Exercise details: Extract the full listing below without altering a single character.

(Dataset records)
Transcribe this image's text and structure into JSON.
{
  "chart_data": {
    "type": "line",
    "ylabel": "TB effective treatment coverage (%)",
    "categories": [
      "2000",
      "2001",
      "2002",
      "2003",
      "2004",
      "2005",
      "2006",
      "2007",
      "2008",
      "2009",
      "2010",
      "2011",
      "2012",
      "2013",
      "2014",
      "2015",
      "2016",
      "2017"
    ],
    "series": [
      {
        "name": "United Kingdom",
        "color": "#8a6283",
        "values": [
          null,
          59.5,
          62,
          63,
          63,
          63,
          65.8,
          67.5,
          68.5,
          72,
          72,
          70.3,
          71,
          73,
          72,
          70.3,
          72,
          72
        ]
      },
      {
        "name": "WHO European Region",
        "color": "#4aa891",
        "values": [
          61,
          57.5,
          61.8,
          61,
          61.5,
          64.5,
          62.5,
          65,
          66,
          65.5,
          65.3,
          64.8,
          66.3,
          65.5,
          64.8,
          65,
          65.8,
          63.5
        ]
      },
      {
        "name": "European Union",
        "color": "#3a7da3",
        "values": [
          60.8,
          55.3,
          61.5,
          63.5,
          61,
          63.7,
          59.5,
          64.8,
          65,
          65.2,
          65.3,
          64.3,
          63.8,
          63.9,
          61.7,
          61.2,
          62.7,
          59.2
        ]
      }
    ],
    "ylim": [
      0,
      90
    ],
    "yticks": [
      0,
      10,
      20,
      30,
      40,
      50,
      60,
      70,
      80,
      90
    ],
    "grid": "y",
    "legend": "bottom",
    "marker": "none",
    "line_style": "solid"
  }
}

Result below:
Transcribe this image's text and structure into JSON.
{
  "chart_data": {
    "type": "line",
    "ylabel": "TB effective treatment coverage (%)",
    "categories": [
      "2000",
      "2001",
      "2002",
      "2003",
      "2004",
      "2005",
      "2006",
      "2007",
      "2008",
      "2009",
      "2010",
      "2011",
      "2012",
      "2013",
      "2014",
      "2015",
      "2016",
      "2017"
    ],
    "series": [
      {
        "name": "United Kingdom",
        "color": "#8a6283",
        "values": [
          null,
          59.5,
          62,
          63,
          63,
          63,
          65.8,
          67.5,
          68.5,
          72,
          72,
          70.3,
          71,
          73,
          72,
          70.3,
          72,
          72
        ]
      },
      {
        "name": "WHO European Region",
        "color": "#4aa891",
        "values": [
          61,
          57.5,
          61.8,
          61,
          61.5,
          64.5,
          62.5,
          65,
          66,
          65.5,
          65.3,
          64.8,
          66.3,
          65.5,
          64.8,
          65,
          65.8,
          63.5
        ]
      },
      {
        "name": "European Union",
        "color": "#3a7da3",
        "values": [
          60.8,
          55.3,
          61.5,
          63.5,
          61,
          63.7,
          59.5,
          64.8,
          65,
          65.2,
          65.3,
          64.3,
          63.8,
          63.9,
          61.7,
          61.2,
          62.7,
          59.2
        ]
      }
    ],
    "ylim": [
      0,
      90
    ],
    "yticks": [
      0,
      10,
      20,
      30,
      40,
      50,
      60,
      70,
      80,
      90
    ],
    "grid": "y",
    "legend": "bottom",
    "marker": "none",
    "line_style": "solid"
  }
}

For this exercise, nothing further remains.